(Data entries for graphics)

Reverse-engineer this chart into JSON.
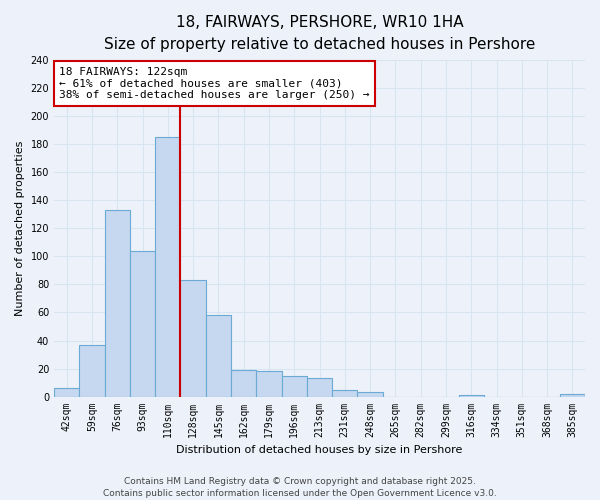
{
  "title": "18, FAIRWAYS, PERSHORE, WR10 1HA",
  "subtitle": "Size of property relative to detached houses in Pershore",
  "xlabel": "Distribution of detached houses by size in Pershore",
  "ylabel": "Number of detached properties",
  "bin_labels": [
    "42sqm",
    "59sqm",
    "76sqm",
    "93sqm",
    "110sqm",
    "128sqm",
    "145sqm",
    "162sqm",
    "179sqm",
    "196sqm",
    "213sqm",
    "231sqm",
    "248sqm",
    "265sqm",
    "282sqm",
    "299sqm",
    "316sqm",
    "334sqm",
    "351sqm",
    "368sqm",
    "385sqm"
  ],
  "bar_values": [
    6,
    37,
    133,
    104,
    185,
    83,
    58,
    19,
    18,
    15,
    13,
    5,
    3,
    0,
    0,
    0,
    1,
    0,
    0,
    0,
    2
  ],
  "bar_color": "#c5d8ef",
  "bar_edge_color": "#6aaad4",
  "vline_color": "#cc0000",
  "annotation_text": "18 FAIRWAYS: 122sqm\n← 61% of detached houses are smaller (403)\n38% of semi-detached houses are larger (250) →",
  "annotation_box_color": "#ffffff",
  "annotation_box_edge": "#cc0000",
  "ylim": [
    0,
    240
  ],
  "yticks": [
    0,
    20,
    40,
    60,
    80,
    100,
    120,
    140,
    160,
    180,
    200,
    220,
    240
  ],
  "footer_line1": "Contains HM Land Registry data © Crown copyright and database right 2025.",
  "footer_line2": "Contains public sector information licensed under the Open Government Licence v3.0.",
  "bg_color": "#edf2fa",
  "grid_color": "#d8e4f0",
  "title_fontsize": 11,
  "subtitle_fontsize": 9,
  "axis_label_fontsize": 8,
  "tick_fontsize": 7,
  "annotation_fontsize": 8,
  "footer_fontsize": 6.5
}
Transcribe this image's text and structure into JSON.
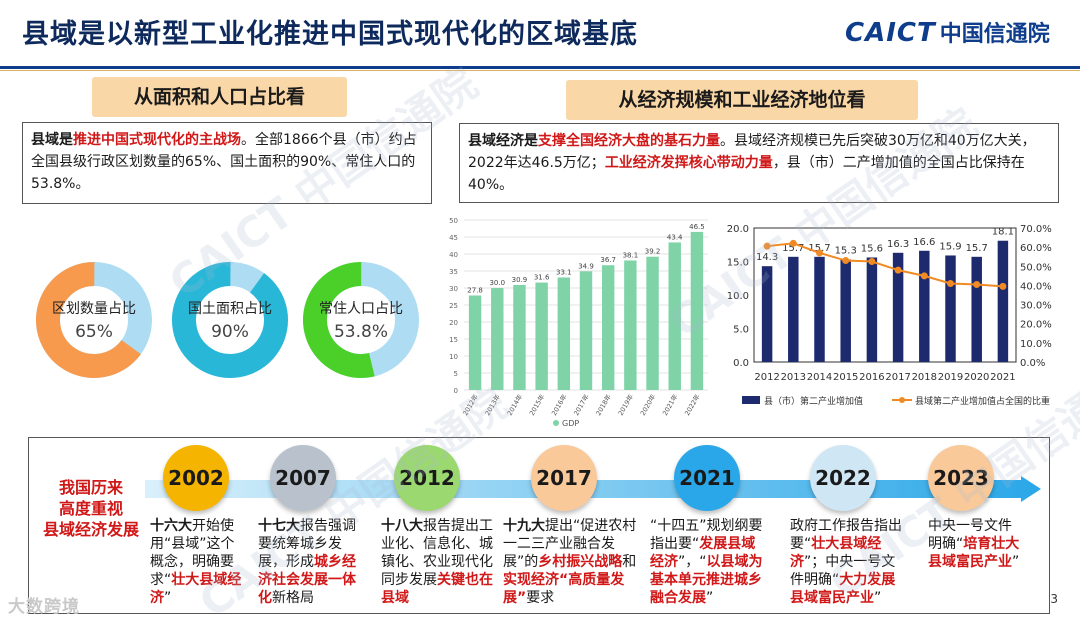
{
  "header": {
    "title": "县域是以新型工业化推进中国式现代化的区域基底",
    "logo_en": "CAICT",
    "logo_cn": "中国信通院"
  },
  "left": {
    "pill": "从面积和人口占比看",
    "text": {
      "p1": "县域是",
      "p2": "推进中国式现代化的主战场",
      "p3": "。全部1866个县（市）约占全国县级行政区划数量的65%、国土面积的90%、常住人口的53.8%。"
    },
    "donuts": [
      {
        "label": "区划数量占比",
        "value": "65%",
        "pct": 65,
        "color": "#f79a4d"
      },
      {
        "label": "国土面积占比",
        "value": "90%",
        "pct": 90,
        "color": "#29b7d8"
      },
      {
        "label": "常住人口占比",
        "value": "53.8%",
        "pct": 53.8,
        "color": "#4bd02a"
      }
    ],
    "donut_rest_color": "#aedcf3"
  },
  "right": {
    "pill": "从经济规模和工业经济地位看",
    "text": {
      "p1": "县域经济是",
      "p2": "支撑全国经济大盘的基石力量",
      "p3": "。县域经济规模已先后突破30万亿和40万亿大关，2022年达46.5万亿；",
      "p4": "工业经济发挥核心带动力量",
      "p5": "，县（市）二产增加值的全国占比保持在40%。"
    }
  },
  "chart_data": [
    {
      "type": "bar",
      "title": "",
      "categories": [
        "2012年",
        "2013年",
        "2014年",
        "2015年",
        "2016年",
        "2017年",
        "2018年",
        "2019年",
        "2020年",
        "2021年",
        "2022年"
      ],
      "values": [
        27.8,
        30.0,
        30.9,
        31.6,
        33.1,
        34.9,
        36.7,
        38.1,
        39.2,
        43.4,
        46.5
      ],
      "value_labels": [
        "27.8",
        "30.0",
        "30.9",
        "31.6",
        "33.1",
        "34.9",
        "36.7",
        "38.1",
        "39.2",
        "43.4",
        "46.5"
      ],
      "ylim": [
        0,
        50
      ],
      "yticks": [
        "0",
        "5",
        "10",
        "15",
        "20",
        "25",
        "30",
        "35",
        "40",
        "45",
        "50"
      ],
      "legend": "GDP",
      "color": "#7fd3a7"
    },
    {
      "type": "bar+line",
      "categories": [
        "2012",
        "2013",
        "2014",
        "2015",
        "2016",
        "2017",
        "2018",
        "2019",
        "2020",
        "2021"
      ],
      "series": [
        {
          "name": "县（市）第二产业增加值",
          "type": "bar",
          "values": [
            14.3,
            15.7,
            15.7,
            15.3,
            15.6,
            16.3,
            16.6,
            15.9,
            15.7,
            18.1
          ],
          "labels": [
            "14.3",
            "15.7",
            "15.7",
            "15.3",
            "15.6",
            "16.3",
            "16.6",
            "15.9",
            "15.7",
            "18.1"
          ],
          "color": "#1d2a6e",
          "axis": "left"
        },
        {
          "name": "县域第二产业增加值占全国的比重",
          "type": "line",
          "values": [
            60.5,
            62.0,
            57.0,
            53.0,
            52.5,
            48.0,
            45.0,
            41.0,
            40.5,
            39.5
          ],
          "color": "#f08a24",
          "axis": "right"
        }
      ],
      "ylim_left": [
        0,
        20
      ],
      "yticks_left": [
        "0.0",
        "5.0",
        "10.0",
        "15.0",
        "20.0"
      ],
      "ylim_right": [
        0,
        70
      ],
      "yticks_right": [
        "0.0%",
        "10.0%",
        "20.0%",
        "30.0%",
        "40.0%",
        "50.0%",
        "60.0%",
        "70.0%"
      ]
    }
  ],
  "timeline": {
    "left_label": [
      "我国历来",
      "高度重视",
      "县域经济发展"
    ],
    "items": [
      {
        "year": "2002",
        "desc": [
          [
            "s",
            "十六大"
          ],
          [
            "n",
            "开始使用“县域”这个概念，明确要求“"
          ],
          [
            "r",
            "壮大县域经济"
          ],
          [
            "n",
            "”"
          ]
        ]
      },
      {
        "year": "2007",
        "desc": [
          [
            "s",
            "十七大"
          ],
          [
            "n",
            "报告强调要统筹城乡发展，形成"
          ],
          [
            "r",
            "城乡经济社会发展一体化"
          ],
          [
            "n",
            "新格局"
          ]
        ]
      },
      {
        "year": "2012",
        "desc": [
          [
            "s",
            "十八大"
          ],
          [
            "n",
            "报告提出工业化、信息化、城镇化、农业现代化同步发展"
          ],
          [
            "r",
            "关键也在县域"
          ]
        ]
      },
      {
        "year": "2017",
        "desc": [
          [
            "s",
            "十九大"
          ],
          [
            "n",
            "提出“促进农村一二三产业融合发展”的"
          ],
          [
            "r",
            "乡村振兴战略"
          ],
          [
            "n",
            "和"
          ],
          [
            "r",
            "实现经济“高质量发展”"
          ],
          [
            "n",
            "要求"
          ]
        ]
      },
      {
        "year": "2021",
        "desc": [
          [
            "n",
            "“十四五”规划纲要指出要“"
          ],
          [
            "r",
            "发展县域经济"
          ],
          [
            "n",
            "”，“"
          ],
          [
            "r",
            "以县域为基本单元推进城乡融合发展"
          ],
          [
            "n",
            "”"
          ]
        ]
      },
      {
        "year": "2022",
        "desc": [
          [
            "n",
            "政府工作报告指出要“"
          ],
          [
            "r",
            "壮大县域经济"
          ],
          [
            "n",
            "”；中央一号文件明确“"
          ],
          [
            "r",
            "大力发展县域富民产业"
          ],
          [
            "n",
            "”"
          ]
        ]
      },
      {
        "year": "2023",
        "desc": [
          [
            "n",
            "中央一号文件明确“"
          ],
          [
            "r",
            "培育壮大县域富民产业"
          ],
          [
            "n",
            "”"
          ]
        ]
      }
    ],
    "year_colors": [
      "#f5b400",
      "#b9c2cc",
      "#9bd870",
      "#f9c99a",
      "#2aa7e8",
      "#cfe6f4",
      "#f9c99a"
    ]
  },
  "footer": {
    "page": "3",
    "watermark": "大数跨境"
  },
  "watermarks": [
    "CAICT 中国信通院"
  ]
}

■ **Job**
Which lines hold the word "into"? Copy every one of them.

■ **Exercise answer**
Reverse-engineer this chart into JSON.
Transcribe this image's text and structure into JSON.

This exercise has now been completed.